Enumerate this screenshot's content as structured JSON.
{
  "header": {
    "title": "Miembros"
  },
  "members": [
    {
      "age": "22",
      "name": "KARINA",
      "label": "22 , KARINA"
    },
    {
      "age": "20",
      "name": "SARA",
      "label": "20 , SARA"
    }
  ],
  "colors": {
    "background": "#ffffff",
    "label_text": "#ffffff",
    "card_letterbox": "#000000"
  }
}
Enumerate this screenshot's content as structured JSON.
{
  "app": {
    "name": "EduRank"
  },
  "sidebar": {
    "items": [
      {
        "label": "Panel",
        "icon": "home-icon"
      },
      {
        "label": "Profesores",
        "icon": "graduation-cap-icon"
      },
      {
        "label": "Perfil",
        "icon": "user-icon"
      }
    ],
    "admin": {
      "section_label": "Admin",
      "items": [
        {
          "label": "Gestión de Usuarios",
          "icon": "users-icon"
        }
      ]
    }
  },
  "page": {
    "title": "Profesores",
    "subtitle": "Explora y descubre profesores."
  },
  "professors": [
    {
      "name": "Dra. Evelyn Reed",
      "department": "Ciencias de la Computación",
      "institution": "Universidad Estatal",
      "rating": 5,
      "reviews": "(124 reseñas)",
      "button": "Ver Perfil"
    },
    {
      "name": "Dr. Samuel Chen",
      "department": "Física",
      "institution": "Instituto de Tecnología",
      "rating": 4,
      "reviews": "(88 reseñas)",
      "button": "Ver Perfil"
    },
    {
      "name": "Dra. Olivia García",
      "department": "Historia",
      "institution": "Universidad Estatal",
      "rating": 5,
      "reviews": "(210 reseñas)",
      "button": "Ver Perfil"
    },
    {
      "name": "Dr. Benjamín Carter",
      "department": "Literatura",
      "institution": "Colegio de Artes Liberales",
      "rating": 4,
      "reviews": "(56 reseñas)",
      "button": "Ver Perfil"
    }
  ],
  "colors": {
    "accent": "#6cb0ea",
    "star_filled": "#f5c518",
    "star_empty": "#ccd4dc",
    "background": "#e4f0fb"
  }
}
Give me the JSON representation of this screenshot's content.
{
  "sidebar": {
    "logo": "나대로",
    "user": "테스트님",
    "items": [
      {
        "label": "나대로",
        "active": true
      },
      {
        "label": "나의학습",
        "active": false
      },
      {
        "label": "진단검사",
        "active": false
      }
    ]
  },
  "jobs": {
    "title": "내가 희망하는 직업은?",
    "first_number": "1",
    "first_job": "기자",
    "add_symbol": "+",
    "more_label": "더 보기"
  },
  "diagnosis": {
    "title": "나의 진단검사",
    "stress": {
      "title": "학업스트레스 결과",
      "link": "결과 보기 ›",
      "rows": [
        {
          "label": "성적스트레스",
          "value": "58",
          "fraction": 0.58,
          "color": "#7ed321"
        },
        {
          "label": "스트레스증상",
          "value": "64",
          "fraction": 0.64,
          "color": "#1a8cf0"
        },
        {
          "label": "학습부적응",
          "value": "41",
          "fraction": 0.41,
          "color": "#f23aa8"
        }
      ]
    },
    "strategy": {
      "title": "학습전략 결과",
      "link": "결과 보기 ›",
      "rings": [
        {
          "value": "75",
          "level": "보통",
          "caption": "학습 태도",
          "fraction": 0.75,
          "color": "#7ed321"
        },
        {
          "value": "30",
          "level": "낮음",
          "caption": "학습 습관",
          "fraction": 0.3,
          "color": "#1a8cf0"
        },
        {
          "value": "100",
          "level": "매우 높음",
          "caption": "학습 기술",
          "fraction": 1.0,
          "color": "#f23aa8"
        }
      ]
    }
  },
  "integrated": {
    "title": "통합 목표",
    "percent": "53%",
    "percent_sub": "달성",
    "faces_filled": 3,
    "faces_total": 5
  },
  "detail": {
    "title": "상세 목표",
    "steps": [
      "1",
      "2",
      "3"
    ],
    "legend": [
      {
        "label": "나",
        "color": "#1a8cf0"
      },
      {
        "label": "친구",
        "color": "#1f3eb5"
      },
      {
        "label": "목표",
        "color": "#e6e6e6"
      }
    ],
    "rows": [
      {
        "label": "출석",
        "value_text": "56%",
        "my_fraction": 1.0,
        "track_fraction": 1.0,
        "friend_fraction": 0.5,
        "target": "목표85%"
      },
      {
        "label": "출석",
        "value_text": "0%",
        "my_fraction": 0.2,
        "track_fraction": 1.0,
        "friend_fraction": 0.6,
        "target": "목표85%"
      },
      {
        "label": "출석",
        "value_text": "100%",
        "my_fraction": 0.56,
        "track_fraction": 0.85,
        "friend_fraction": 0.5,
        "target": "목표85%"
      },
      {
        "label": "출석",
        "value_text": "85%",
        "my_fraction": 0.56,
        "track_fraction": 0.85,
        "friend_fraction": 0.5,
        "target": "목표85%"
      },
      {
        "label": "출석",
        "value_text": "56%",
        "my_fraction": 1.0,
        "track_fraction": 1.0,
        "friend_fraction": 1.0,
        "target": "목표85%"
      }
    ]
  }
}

■ ■ ■ ■ ■

WHAT THE EXERCISE ASKS: Pick out every line holding the string "ffffff" and return it.

EXERCISE ANSWER:
    "background": "#ffffff",
    "label_text": "#ffffff",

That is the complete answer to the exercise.